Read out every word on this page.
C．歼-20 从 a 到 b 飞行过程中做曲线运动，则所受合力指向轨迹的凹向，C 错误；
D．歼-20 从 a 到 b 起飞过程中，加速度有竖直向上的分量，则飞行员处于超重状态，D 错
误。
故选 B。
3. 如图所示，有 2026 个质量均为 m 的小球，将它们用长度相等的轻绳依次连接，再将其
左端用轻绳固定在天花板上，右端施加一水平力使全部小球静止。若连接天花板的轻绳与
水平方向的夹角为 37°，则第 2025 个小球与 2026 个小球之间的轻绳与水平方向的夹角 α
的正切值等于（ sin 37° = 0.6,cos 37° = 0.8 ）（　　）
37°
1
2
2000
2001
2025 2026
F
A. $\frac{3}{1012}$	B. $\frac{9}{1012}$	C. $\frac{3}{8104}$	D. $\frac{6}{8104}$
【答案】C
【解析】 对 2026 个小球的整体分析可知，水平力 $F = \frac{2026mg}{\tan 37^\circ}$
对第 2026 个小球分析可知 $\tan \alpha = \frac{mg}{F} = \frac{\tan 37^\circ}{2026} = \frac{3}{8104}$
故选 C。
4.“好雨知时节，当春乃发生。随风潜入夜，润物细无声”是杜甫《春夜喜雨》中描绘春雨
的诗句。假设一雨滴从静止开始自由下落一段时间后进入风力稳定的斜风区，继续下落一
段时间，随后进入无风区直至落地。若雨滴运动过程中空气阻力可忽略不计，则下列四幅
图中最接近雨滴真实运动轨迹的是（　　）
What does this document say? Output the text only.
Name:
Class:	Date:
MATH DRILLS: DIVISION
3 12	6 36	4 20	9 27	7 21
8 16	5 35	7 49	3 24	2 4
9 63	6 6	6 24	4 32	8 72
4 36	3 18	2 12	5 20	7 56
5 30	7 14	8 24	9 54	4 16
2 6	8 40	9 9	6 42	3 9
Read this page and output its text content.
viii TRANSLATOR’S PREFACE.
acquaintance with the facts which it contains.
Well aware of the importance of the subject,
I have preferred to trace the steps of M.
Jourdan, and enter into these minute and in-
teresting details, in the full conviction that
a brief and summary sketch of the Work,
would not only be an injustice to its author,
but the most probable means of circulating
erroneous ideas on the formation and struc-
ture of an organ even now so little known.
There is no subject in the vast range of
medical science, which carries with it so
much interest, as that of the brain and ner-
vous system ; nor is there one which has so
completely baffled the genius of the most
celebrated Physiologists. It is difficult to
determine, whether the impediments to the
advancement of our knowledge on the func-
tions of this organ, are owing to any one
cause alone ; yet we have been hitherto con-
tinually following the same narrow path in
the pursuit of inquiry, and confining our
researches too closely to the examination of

_Your task_.
In the records above, locate the line that contains "Read this page and output its text content.". Repeat it and every line after it, exactly, and nothing else.

_The answer_.
Read this page and output its text content.
viii TRANSLATOR’S PREFACE.
acquaintance with the facts which it contains.
Well aware of the importance of the subject,
I have preferred to trace the steps of M.
Jourdan, and enter into these minute and in-
teresting details, in the full conviction that
a brief and summary sketch of the Work,
would not only be an injustice to its author,
but the most probable means of circulating
erroneous ideas on the formation and struc-
ture of an organ even now so little known.
There is no subject in the vast range of
medical science, which carries with it so
much interest, as that of the brain and ner-
vous system ; nor is there one which has so
completely baffled the genius of the most
celebrated Physiologists. It is difficult to
determine, whether the impediments to the
advancement of our knowledge on the func-
tions of this organ, are owing to any one
cause alone ; yet we have been hitherto con-
tinually following the same narrow path in
the pursuit of inquiry, and confining our
researches too closely to the examination of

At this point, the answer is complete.